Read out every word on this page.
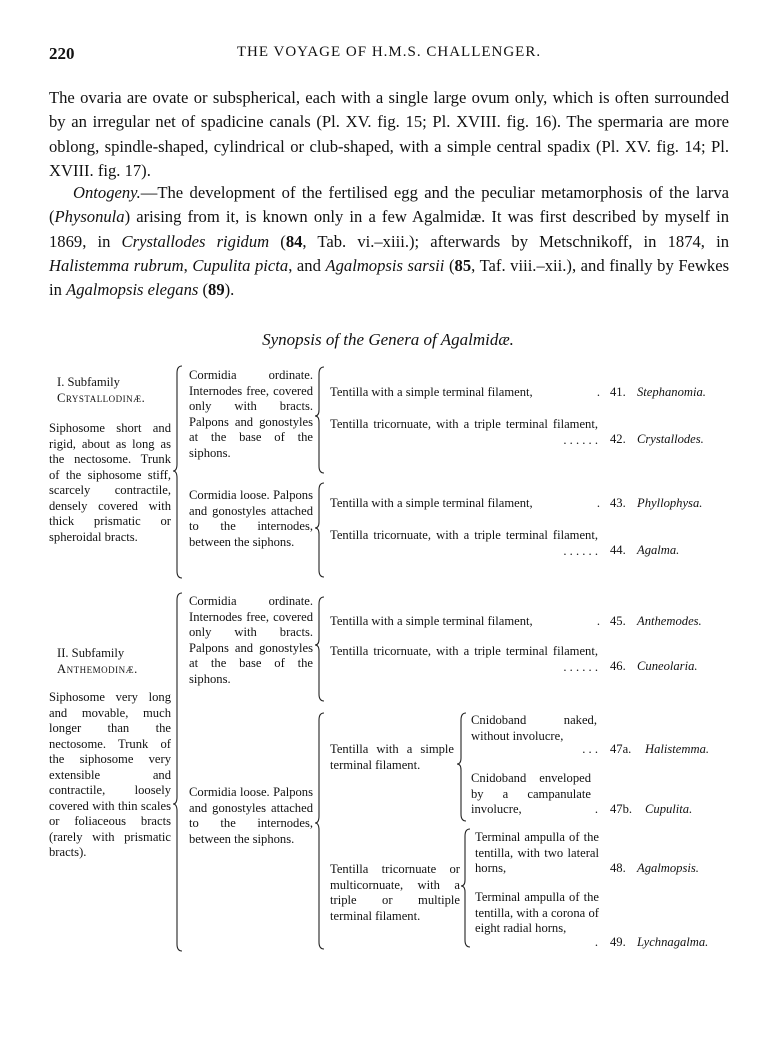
220	THE VOYAGE OF H.M.S. CHALLENGER.
The ovaria are ovate or subspherical, each with a single large ovum only, which is often surrounded by an irregular net of spadicine canals (Pl. XV. fig. 15; Pl. XVIII. fig. 16). The spermaria are more oblong, spindle-shaped, cylindrical or club-shaped, with a simple central spadix (Pl. XV. fig. 14; Pl. XVIII. fig. 17).
Ontogeny.—The development of the fertilised egg and the peculiar metamorphosis of the larva (Physonula) arising from it, is known only in a few Agalmidæ. It was first described by myself in 1869, in Crystallodes rigidum (84, Tab. vi.–xiii.); afterwards by Metschnikoff, in 1874, in Halistemma rubrum, Cupulita picta, and Agalmopsis sarsii (85, Taf. viii.–xii.), and finally by Fewkes in Agalmopsis elegans (89).
Synopsis of the Genera of Agalmidæ.
I. Subfamily
Crystallodinæ.
Siphosome short and rigid, about as long as the nectosome. Trunk of the siphosome stiff, scarcely contractile, densely covered with thick prismatic or spheroidal bracts.
Cormidia ordinate. Internodes free, covered only with bracts. Palpons and gonostyles at the base of the siphons.
Tentilla with a simple terminal filament,	. 41. Stephanomia.
Tentilla tricornuate, with a triple terminal filament,
. . . . . . 42. Crystallodes.
Cormidia loose. Palpons and gonostyles attached to the internodes, between the siphons.
Tentilla with a simple terminal filament,	. 43. Phyllophysa.
Tentilla tricornuate, with a triple terminal filament,
. . . . . . 44. Agalma.
II. Subfamily
Anthemodinæ.
Siphosome very long and movable, much longer than the nectosome. Trunk of the siphosome very extensible and contractile, loosely covered with thin scales or foliaceous bracts (rarely with prismatic bracts).
Cormidia ordinate. Internodes free, covered only with bracts. Palpons and gonostyles at the base of the siphons.
Tentilla with a simple terminal filament,	. 45. Anthemodes.
Tentilla tricornuate, with a triple terminal filament,
. . . . . . 46. Cuneolaria.
Cormidia loose. Palpons and gonostyles attached to the internodes, between the siphons.
Tentilla with a simple terminal filament.
Cnidoband naked, without involucre,
. . . 47a. Halistemma.
Cnidoband enveloped by a campanulate involucre,	. 47b. Cupulita.
Tentilla tricornuate or multicornuate, with a triple or multiple terminal filament.
Terminal ampulla of the tentilla, with two lateral horns,	48. Agalmopsis.
Terminal ampulla of the tentilla, with a corona of eight radial horns,
. 49. Lychnagalma.
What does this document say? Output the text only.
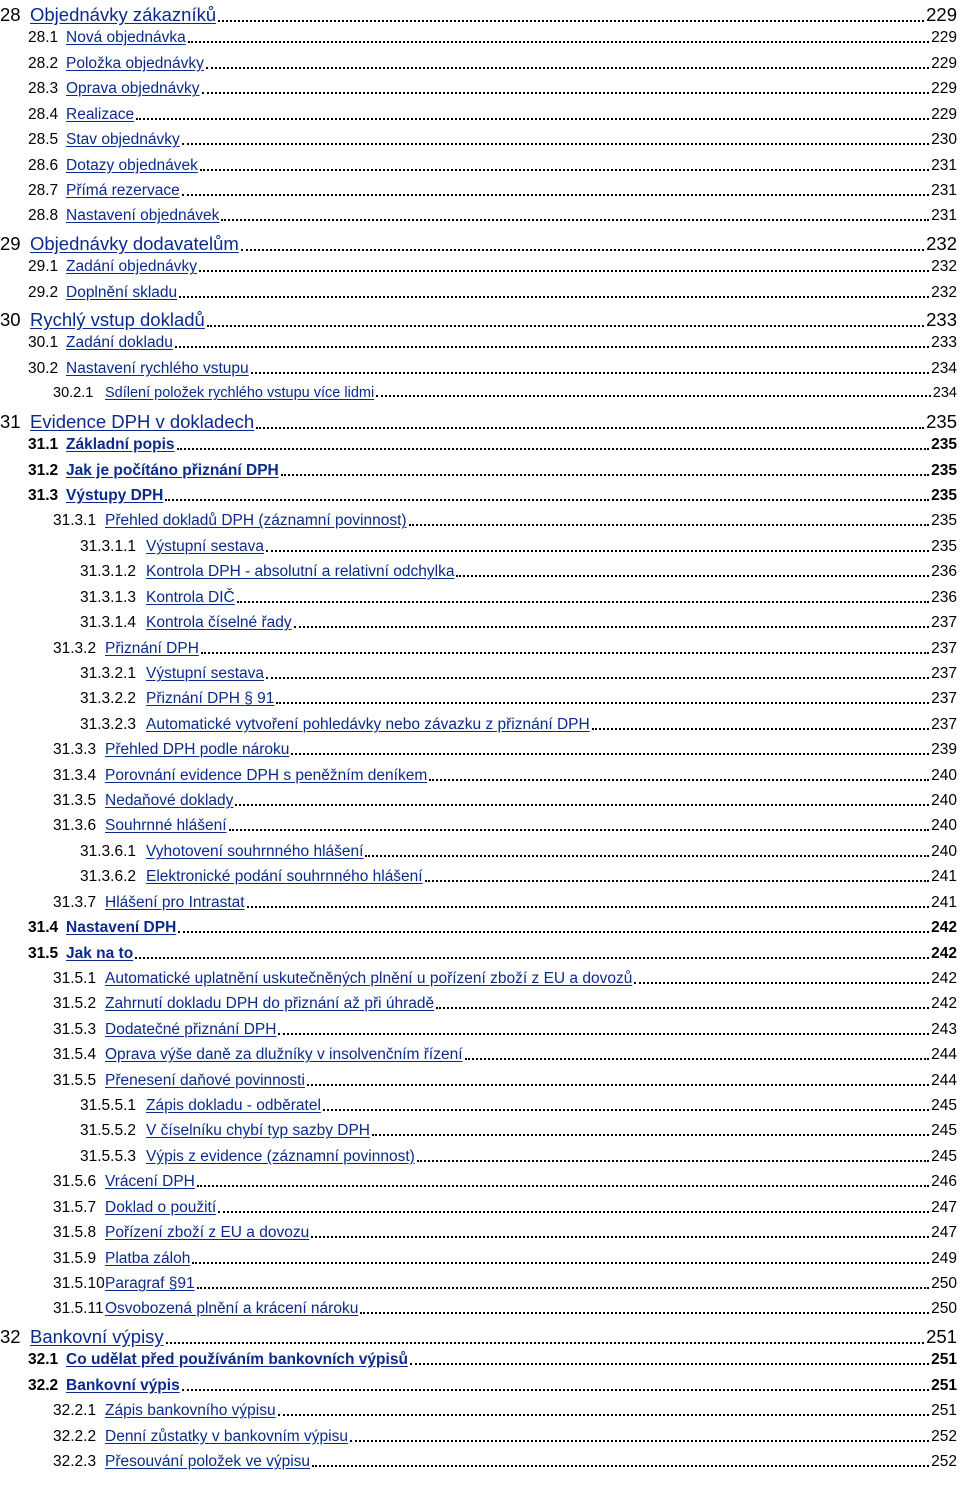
28 Objednávky zákazníků	229
28.1 Nová objednávka	229
28.2 Položka objednávky	229
28.3 Oprava objednávky	229
28.4 Realizace	229
28.5 Stav objednávky	230
28.6 Dotazy objednávek	231
28.7 Přímá rezervace	231
28.8 Nastavení objednávek	231
29 Objednávky dodavatelům	232
29.1 Zadání objednávky	232
29.2 Doplnění skladu	232
30 Rychlý vstup dokladů	233
30.1 Zadání dokladu	233
30.2 Nastavení rychlého vstupu	234
30.2.1 Sdílení položek rychlého vstupu více lidmi	234
31 Evidence DPH v dokladech	235
31.1 Základní popis	235
31.2 Jak je počítáno přiznání DPH	235
31.3 Výstupy DPH	235
31.3.1 Přehled dokladů DPH (záznamní povinnost)	235
31.3.1.1 Výstupní sestava	235
31.3.1.2 Kontrola DPH - absolutní a relativní odchylka	236
31.3.1.3 Kontrola DIČ	236
31.3.1.4 Kontrola číselné řady	237
31.3.2 Přiznání DPH	237
31.3.2.1 Výstupní sestava	237
31.3.2.2 Přiznání DPH § 91	237
31.3.2.3 Automatické vytvoření pohledávky nebo závazku z přiznání DPH	237
31.3.3 Přehled DPH podle nároku	239
31.3.4 Porovnání evidence DPH s peněžním deníkem	240
31.3.5 Nedaňové doklady	240
31.3.6 Souhrnné hlášení	240
31.3.6.1 Vyhotovení souhrnného hlášení	240
31.3.6.2 Elektronické podání souhrnného hlášení	241
31.3.7 Hlášení pro Intrastat	241
31.4 Nastavení DPH	242
31.5 Jak na to	242
31.5.1 Automatické uplatnění uskutečněných plnění u pořízení zboží z EU a dovozů	242
31.5.2 Zahrnutí dokladu DPH do přiznání až při úhradě	242
31.5.3 Dodatečné přiznání DPH	243
31.5.4 Oprava výše daně za dlužníky v insolvenčním řízení	244
31.5.5 Přenesení daňové povinnosti	244
31.5.5.1 Zápis dokladu - odběratel	245
31.5.5.2 V číselníku chybí typ sazby DPH	245
31.5.5.3 Výpis z evidence (záznamní povinnost)	245
31.5.6 Vrácení DPH	246
31.5.7 Doklad o použití	247
31.5.8 Pořízení zboží z EU a dovozu	247
31.5.9 Platba záloh	249
31.5.10 Paragraf §91	250
31.5.11 Osvobozená plnění a krácení nároku	250
32 Bankovní výpisy	251
32.1 Co udělat před používáním bankovních výpisů	251
32.2 Bankovní výpis	251
32.2.1 Zápis bankovního výpisu	251
32.2.2 Denní zůstatky v bankovním výpisu	252
32.2.3 Přesouvání položek ve výpisu	252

------------

Scan the records for the string "zboží". Copy each line in which it appears.

TASK SOLUTION —
31.5.1 Automatické uplatnění uskutečněných plnění u pořízení zboží z EU a dovozů	242
31.5.8 Pořízení zboží z EU a dovozu	247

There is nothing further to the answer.